--- BEGIN Data provided ---

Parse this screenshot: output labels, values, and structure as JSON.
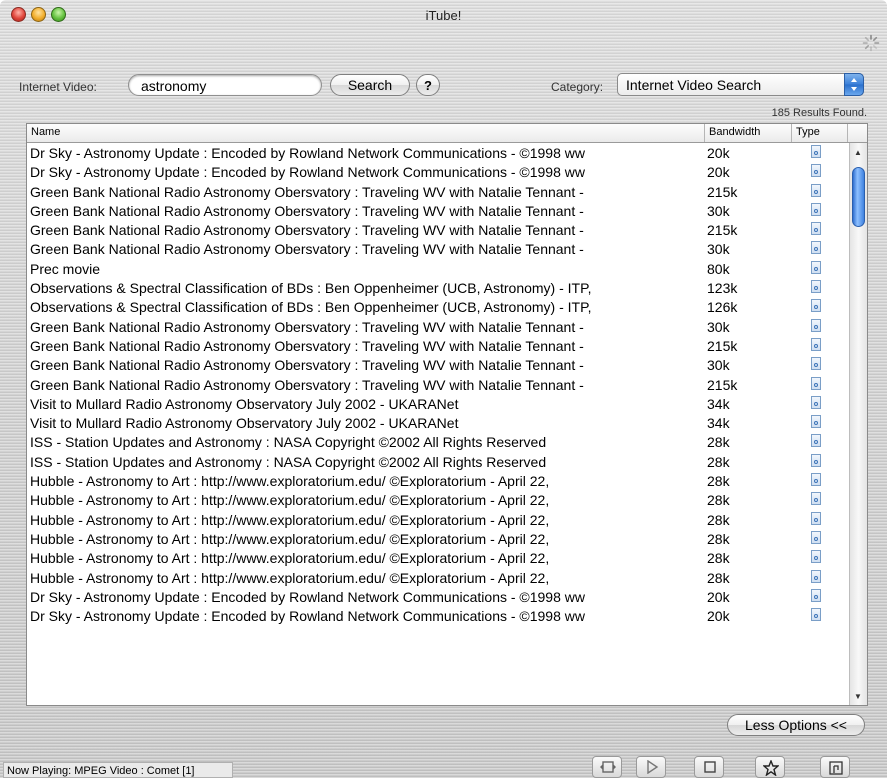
{
  "window": {
    "title": "iTube!"
  },
  "search": {
    "label": "Internet Video:",
    "value": "astronomy",
    "button_label": "Search",
    "help_label": "?"
  },
  "category": {
    "label": "Category:",
    "selected": "Internet Video Search"
  },
  "results_count": "185 Results Found.",
  "table": {
    "columns": [
      "Name",
      "Bandwidth",
      "Type"
    ],
    "rows": [
      {
        "name": "Dr Sky - Astronomy Update : Encoded by Rowland Network Communications - ©1998 ww",
        "bandwidth": "20k"
      },
      {
        "name": "Dr Sky - Astronomy Update : Encoded by Rowland Network Communications - ©1998 ww",
        "bandwidth": "20k"
      },
      {
        "name": "Green Bank National Radio Astronomy Obersvatory : Traveling WV with Natalie Tennant -",
        "bandwidth": "215k"
      },
      {
        "name": "Green Bank National Radio Astronomy Obersvatory : Traveling WV with Natalie Tennant -",
        "bandwidth": "30k"
      },
      {
        "name": "Green Bank National Radio Astronomy Obersvatory : Traveling WV with Natalie Tennant -",
        "bandwidth": "215k"
      },
      {
        "name": "Green Bank National Radio Astronomy Obersvatory : Traveling WV with Natalie Tennant -",
        "bandwidth": "30k"
      },
      {
        "name": "Prec movie",
        "bandwidth": "80k"
      },
      {
        "name": "Observations & Spectral Classification of BDs : Ben Oppenheimer (UCB, Astronomy) - ITP,",
        "bandwidth": "123k"
      },
      {
        "name": "Observations & Spectral Classification of BDs : Ben Oppenheimer (UCB, Astronomy) - ITP,",
        "bandwidth": "126k"
      },
      {
        "name": "Green Bank National Radio Astronomy Obersvatory : Traveling WV with Natalie Tennant -",
        "bandwidth": "30k"
      },
      {
        "name": "Green Bank National Radio Astronomy Obersvatory : Traveling WV with Natalie Tennant -",
        "bandwidth": "215k"
      },
      {
        "name": "Green Bank National Radio Astronomy Obersvatory : Traveling WV with Natalie Tennant -",
        "bandwidth": "30k"
      },
      {
        "name": "Green Bank National Radio Astronomy Obersvatory : Traveling WV with Natalie Tennant -",
        "bandwidth": "215k"
      },
      {
        "name": "Visit to Mullard Radio Astronomy Observatory July 2002 - UKARANet",
        "bandwidth": "34k"
      },
      {
        "name": "Visit to Mullard Radio Astronomy Observatory July 2002 - UKARANet",
        "bandwidth": "34k"
      },
      {
        "name": "ISS - Station Updates and Astronomy : NASA Copyright ©2002 All Rights Reserved",
        "bandwidth": "28k"
      },
      {
        "name": "ISS - Station Updates and Astronomy : NASA Copyright ©2002 All Rights Reserved",
        "bandwidth": "28k"
      },
      {
        "name": "Hubble - Astronomy to Art : http://www.exploratorium.edu/ ©Exploratorium - April 22,",
        "bandwidth": "28k"
      },
      {
        "name": "Hubble - Astronomy to Art : http://www.exploratorium.edu/ ©Exploratorium - April 22,",
        "bandwidth": "28k"
      },
      {
        "name": "Hubble - Astronomy to Art : http://www.exploratorium.edu/ ©Exploratorium - April 22,",
        "bandwidth": "28k"
      },
      {
        "name": "Hubble - Astronomy to Art : http://www.exploratorium.edu/ ©Exploratorium - April 22,",
        "bandwidth": "28k"
      },
      {
        "name": "Hubble - Astronomy to Art : http://www.exploratorium.edu/ ©Exploratorium - April 22,",
        "bandwidth": "28k"
      },
      {
        "name": "Hubble - Astronomy to Art : http://www.exploratorium.edu/ ©Exploratorium - April 22,",
        "bandwidth": "28k"
      },
      {
        "name": "Dr Sky - Astronomy Update : Encoded by Rowland Network Communications - ©1998 ww",
        "bandwidth": "20k"
      },
      {
        "name": "Dr Sky - Astronomy Update : Encoded by Rowland Network Communications - ©1998 ww",
        "bandwidth": "20k"
      }
    ],
    "type_icon": "video-file-icon"
  },
  "options_button": "Less Options <<",
  "status": "Now Playing: MPEG Video : Comet [1]",
  "controls": [
    "fullscreen-icon",
    "play-icon",
    "stop-icon",
    "favorite-icon",
    "export-icon"
  ]
}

--- END Data provided ---

Exercise requirements -
Quote everything in the listing above exactly; pictures are the only thing to omit.

Result -
Parse this screenshot: output labels, values, and structure as JSON.
{
  "window": {
    "title": "iTube!"
  },
  "search": {
    "label": "Internet Video:",
    "value": "astronomy",
    "button_label": "Search",
    "help_label": "?"
  },
  "category": {
    "label": "Category:",
    "selected": "Internet Video Search"
  },
  "results_count": "185 Results Found.",
  "table": {
    "columns": [
      "Name",
      "Bandwidth",
      "Type"
    ],
    "rows": [
      {
        "name": "Dr Sky - Astronomy Update : Encoded by Rowland Network Communications - ©1998 ww",
        "bandwidth": "20k"
      },
      {
        "name": "Dr Sky - Astronomy Update : Encoded by Rowland Network Communications - ©1998 ww",
        "bandwidth": "20k"
      },
      {
        "name": "Green Bank National Radio Astronomy Obersvatory : Traveling WV with Natalie Tennant -",
        "bandwidth": "215k"
      },
      {
        "name": "Green Bank National Radio Astronomy Obersvatory : Traveling WV with Natalie Tennant -",
        "bandwidth": "30k"
      },
      {
        "name": "Green Bank National Radio Astronomy Obersvatory : Traveling WV with Natalie Tennant -",
        "bandwidth": "215k"
      },
      {
        "name": "Green Bank National Radio Astronomy Obersvatory : Traveling WV with Natalie Tennant -",
        "bandwidth": "30k"
      },
      {
        "name": "Prec movie",
        "bandwidth": "80k"
      },
      {
        "name": "Observations & Spectral Classification of BDs : Ben Oppenheimer (UCB, Astronomy) - ITP,",
        "bandwidth": "123k"
      },
      {
        "name": "Observations & Spectral Classification of BDs : Ben Oppenheimer (UCB, Astronomy) - ITP,",
        "bandwidth": "126k"
      },
      {
        "name": "Green Bank National Radio Astronomy Obersvatory : Traveling WV with Natalie Tennant -",
        "bandwidth": "30k"
      },
      {
        "name": "Green Bank National Radio Astronomy Obersvatory : Traveling WV with Natalie Tennant -",
        "bandwidth": "215k"
      },
      {
        "name": "Green Bank National Radio Astronomy Obersvatory : Traveling WV with Natalie Tennant -",
        "bandwidth": "30k"
      },
      {
        "name": "Green Bank National Radio Astronomy Obersvatory : Traveling WV with Natalie Tennant -",
        "bandwidth": "215k"
      },
      {
        "name": "Visit to Mullard Radio Astronomy Observatory July 2002 - UKARANet",
        "bandwidth": "34k"
      },
      {
        "name": "Visit to Mullard Radio Astronomy Observatory July 2002 - UKARANet",
        "bandwidth": "34k"
      },
      {
        "name": "ISS - Station Updates and Astronomy : NASA Copyright ©2002 All Rights Reserved",
        "bandwidth": "28k"
      },
      {
        "name": "ISS - Station Updates and Astronomy : NASA Copyright ©2002 All Rights Reserved",
        "bandwidth": "28k"
      },
      {
        "name": "Hubble - Astronomy to Art : http://www.exploratorium.edu/ ©Exploratorium - April 22,",
        "bandwidth": "28k"
      },
      {
        "name": "Hubble - Astronomy to Art : http://www.exploratorium.edu/ ©Exploratorium - April 22,",
        "bandwidth": "28k"
      },
      {
        "name": "Hubble - Astronomy to Art : http://www.exploratorium.edu/ ©Exploratorium - April 22,",
        "bandwidth": "28k"
      },
      {
        "name": "Hubble - Astronomy to Art : http://www.exploratorium.edu/ ©Exploratorium - April 22,",
        "bandwidth": "28k"
      },
      {
        "name": "Hubble - Astronomy to Art : http://www.exploratorium.edu/ ©Exploratorium - April 22,",
        "bandwidth": "28k"
      },
      {
        "name": "Hubble - Astronomy to Art : http://www.exploratorium.edu/ ©Exploratorium - April 22,",
        "bandwidth": "28k"
      },
      {
        "name": "Dr Sky - Astronomy Update : Encoded by Rowland Network Communications - ©1998 ww",
        "bandwidth": "20k"
      },
      {
        "name": "Dr Sky - Astronomy Update : Encoded by Rowland Network Communications - ©1998 ww",
        "bandwidth": "20k"
      }
    ],
    "type_icon": "video-file-icon"
  },
  "options_button": "Less Options <<",
  "status": "Now Playing: MPEG Video : Comet [1]",
  "controls": [
    "fullscreen-icon",
    "play-icon",
    "stop-icon",
    "favorite-icon",
    "export-icon"
  ]
}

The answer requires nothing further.